#### Written task:
Gather, from the listing beneath this task, every line holding the string "Time".

#### Data excerpts:
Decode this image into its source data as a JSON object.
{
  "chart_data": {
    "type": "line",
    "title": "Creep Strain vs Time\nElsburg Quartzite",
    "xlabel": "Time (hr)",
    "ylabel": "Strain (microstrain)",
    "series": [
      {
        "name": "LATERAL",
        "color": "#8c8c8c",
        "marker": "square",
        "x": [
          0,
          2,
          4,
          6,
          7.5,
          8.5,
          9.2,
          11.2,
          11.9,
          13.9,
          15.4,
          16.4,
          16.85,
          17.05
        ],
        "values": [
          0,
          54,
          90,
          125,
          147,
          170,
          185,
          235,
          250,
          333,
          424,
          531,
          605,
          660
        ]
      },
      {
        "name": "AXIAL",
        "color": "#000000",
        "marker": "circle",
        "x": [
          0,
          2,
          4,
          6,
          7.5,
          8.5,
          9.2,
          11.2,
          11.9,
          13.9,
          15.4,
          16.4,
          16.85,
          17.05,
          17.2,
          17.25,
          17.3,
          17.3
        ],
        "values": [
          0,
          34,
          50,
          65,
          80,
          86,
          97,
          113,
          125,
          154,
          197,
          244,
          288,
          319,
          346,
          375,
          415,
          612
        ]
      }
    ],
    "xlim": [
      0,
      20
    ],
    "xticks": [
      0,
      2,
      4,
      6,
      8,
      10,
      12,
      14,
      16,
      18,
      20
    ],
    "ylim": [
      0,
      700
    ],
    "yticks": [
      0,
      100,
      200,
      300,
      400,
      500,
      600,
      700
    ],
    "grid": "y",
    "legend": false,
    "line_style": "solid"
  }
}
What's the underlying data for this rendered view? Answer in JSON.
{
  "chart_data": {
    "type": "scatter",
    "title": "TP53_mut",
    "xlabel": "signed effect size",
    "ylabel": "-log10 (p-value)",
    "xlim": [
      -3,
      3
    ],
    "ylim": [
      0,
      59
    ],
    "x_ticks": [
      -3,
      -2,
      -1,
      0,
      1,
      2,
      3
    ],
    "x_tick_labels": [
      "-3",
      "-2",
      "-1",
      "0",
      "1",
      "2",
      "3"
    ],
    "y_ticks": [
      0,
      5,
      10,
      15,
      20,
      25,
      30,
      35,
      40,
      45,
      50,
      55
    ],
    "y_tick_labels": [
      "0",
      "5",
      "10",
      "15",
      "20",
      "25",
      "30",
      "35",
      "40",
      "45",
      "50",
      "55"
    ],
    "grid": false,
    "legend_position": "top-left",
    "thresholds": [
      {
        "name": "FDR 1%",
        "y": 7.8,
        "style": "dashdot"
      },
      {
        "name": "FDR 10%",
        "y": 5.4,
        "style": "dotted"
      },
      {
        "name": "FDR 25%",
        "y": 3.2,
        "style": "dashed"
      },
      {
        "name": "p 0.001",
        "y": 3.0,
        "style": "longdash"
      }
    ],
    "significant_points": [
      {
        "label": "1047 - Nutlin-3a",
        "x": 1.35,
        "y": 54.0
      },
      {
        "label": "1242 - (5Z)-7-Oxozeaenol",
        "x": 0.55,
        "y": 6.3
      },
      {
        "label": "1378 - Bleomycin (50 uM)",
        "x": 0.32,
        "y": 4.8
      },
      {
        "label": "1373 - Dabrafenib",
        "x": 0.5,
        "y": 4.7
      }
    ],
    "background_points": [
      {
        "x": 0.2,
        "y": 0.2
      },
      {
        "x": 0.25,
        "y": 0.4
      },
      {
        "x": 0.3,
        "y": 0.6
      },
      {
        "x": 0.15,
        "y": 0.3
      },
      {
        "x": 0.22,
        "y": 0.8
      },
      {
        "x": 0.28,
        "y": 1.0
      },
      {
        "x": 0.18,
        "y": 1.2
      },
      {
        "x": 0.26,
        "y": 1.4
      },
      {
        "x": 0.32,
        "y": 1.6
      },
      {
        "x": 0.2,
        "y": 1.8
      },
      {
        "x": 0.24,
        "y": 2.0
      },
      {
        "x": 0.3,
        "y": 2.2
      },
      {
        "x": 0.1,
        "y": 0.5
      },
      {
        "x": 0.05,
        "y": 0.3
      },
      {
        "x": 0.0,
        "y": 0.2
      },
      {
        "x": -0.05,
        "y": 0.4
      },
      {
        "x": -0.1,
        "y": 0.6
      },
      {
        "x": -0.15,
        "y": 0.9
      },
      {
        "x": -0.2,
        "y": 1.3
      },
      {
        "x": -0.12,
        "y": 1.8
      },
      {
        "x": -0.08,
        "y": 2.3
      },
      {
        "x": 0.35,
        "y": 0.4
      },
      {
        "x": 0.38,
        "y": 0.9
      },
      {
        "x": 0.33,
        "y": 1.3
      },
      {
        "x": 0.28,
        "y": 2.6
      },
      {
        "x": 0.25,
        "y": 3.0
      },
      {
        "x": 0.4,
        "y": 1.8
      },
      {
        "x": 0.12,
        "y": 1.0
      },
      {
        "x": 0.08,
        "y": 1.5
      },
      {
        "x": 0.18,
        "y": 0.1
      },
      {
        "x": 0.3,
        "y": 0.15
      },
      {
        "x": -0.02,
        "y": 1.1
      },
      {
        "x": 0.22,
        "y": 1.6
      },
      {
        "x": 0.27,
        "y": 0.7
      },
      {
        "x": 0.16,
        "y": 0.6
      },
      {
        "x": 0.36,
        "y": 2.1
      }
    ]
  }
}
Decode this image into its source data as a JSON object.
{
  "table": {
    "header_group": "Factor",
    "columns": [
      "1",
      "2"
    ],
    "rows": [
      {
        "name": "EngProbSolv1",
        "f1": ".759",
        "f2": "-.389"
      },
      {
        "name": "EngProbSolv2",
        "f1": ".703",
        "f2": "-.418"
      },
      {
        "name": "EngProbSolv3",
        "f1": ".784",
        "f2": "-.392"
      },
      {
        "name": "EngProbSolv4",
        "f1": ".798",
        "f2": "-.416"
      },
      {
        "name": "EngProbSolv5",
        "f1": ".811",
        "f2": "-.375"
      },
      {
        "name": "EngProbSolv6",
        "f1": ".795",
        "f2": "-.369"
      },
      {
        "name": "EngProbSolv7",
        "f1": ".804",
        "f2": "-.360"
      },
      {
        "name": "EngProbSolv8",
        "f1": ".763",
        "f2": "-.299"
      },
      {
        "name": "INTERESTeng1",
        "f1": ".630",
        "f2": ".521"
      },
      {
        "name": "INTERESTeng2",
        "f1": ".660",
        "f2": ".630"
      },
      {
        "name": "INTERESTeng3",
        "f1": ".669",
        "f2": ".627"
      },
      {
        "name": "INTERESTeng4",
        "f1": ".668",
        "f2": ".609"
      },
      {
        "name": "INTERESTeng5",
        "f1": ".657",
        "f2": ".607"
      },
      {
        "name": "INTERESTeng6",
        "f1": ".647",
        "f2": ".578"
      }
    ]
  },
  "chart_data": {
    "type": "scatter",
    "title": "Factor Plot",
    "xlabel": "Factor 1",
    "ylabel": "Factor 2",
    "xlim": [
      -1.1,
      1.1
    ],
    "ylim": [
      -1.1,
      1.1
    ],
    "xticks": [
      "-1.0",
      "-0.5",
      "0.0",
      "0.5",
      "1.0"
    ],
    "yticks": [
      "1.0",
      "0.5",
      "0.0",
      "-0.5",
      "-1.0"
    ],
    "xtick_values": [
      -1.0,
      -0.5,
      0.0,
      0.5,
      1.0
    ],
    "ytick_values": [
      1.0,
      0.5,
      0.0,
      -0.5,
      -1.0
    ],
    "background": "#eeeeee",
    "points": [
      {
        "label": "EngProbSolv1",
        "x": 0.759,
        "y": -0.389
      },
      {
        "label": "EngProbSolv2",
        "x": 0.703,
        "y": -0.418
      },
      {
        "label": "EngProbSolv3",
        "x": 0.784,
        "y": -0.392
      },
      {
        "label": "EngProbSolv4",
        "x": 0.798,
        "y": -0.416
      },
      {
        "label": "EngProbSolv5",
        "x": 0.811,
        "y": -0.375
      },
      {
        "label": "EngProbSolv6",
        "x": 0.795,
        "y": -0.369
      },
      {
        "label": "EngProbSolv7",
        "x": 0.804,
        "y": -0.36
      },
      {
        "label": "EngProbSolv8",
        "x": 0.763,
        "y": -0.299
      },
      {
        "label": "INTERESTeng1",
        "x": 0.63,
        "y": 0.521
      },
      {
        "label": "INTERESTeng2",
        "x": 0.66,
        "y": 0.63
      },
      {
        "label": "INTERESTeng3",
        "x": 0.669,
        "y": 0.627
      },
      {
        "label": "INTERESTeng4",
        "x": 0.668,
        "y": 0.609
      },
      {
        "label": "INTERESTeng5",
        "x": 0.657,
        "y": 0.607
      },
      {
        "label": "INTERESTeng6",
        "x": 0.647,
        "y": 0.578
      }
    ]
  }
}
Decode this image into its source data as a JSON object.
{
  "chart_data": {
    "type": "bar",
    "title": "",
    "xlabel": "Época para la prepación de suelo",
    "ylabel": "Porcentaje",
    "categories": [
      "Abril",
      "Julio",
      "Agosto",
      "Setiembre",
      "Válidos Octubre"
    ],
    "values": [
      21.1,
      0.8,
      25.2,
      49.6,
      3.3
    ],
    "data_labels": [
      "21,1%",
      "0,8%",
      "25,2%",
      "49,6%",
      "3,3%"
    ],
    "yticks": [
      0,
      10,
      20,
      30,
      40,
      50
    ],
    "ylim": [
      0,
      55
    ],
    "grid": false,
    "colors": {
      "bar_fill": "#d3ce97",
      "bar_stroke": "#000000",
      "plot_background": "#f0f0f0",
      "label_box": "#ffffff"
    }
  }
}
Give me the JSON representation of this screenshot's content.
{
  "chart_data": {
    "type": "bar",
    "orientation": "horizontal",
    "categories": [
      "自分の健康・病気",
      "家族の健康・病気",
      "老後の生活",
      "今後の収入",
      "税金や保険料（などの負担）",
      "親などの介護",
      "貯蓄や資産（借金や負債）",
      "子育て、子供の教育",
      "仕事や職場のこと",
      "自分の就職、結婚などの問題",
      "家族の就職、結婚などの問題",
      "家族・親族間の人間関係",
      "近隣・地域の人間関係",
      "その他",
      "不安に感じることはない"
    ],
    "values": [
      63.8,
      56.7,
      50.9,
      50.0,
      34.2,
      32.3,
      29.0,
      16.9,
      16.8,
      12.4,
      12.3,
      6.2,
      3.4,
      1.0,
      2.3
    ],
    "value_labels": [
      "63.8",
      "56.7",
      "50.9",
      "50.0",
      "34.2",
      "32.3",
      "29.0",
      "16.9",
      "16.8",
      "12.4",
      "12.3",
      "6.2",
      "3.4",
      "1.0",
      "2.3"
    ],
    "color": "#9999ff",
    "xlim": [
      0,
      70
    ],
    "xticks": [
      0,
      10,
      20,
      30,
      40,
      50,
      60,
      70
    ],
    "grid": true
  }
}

#### Reply:
    "title": "Creep Strain vs Time\nElsburg Quartzite",
    "xlabel": "Time (hr)",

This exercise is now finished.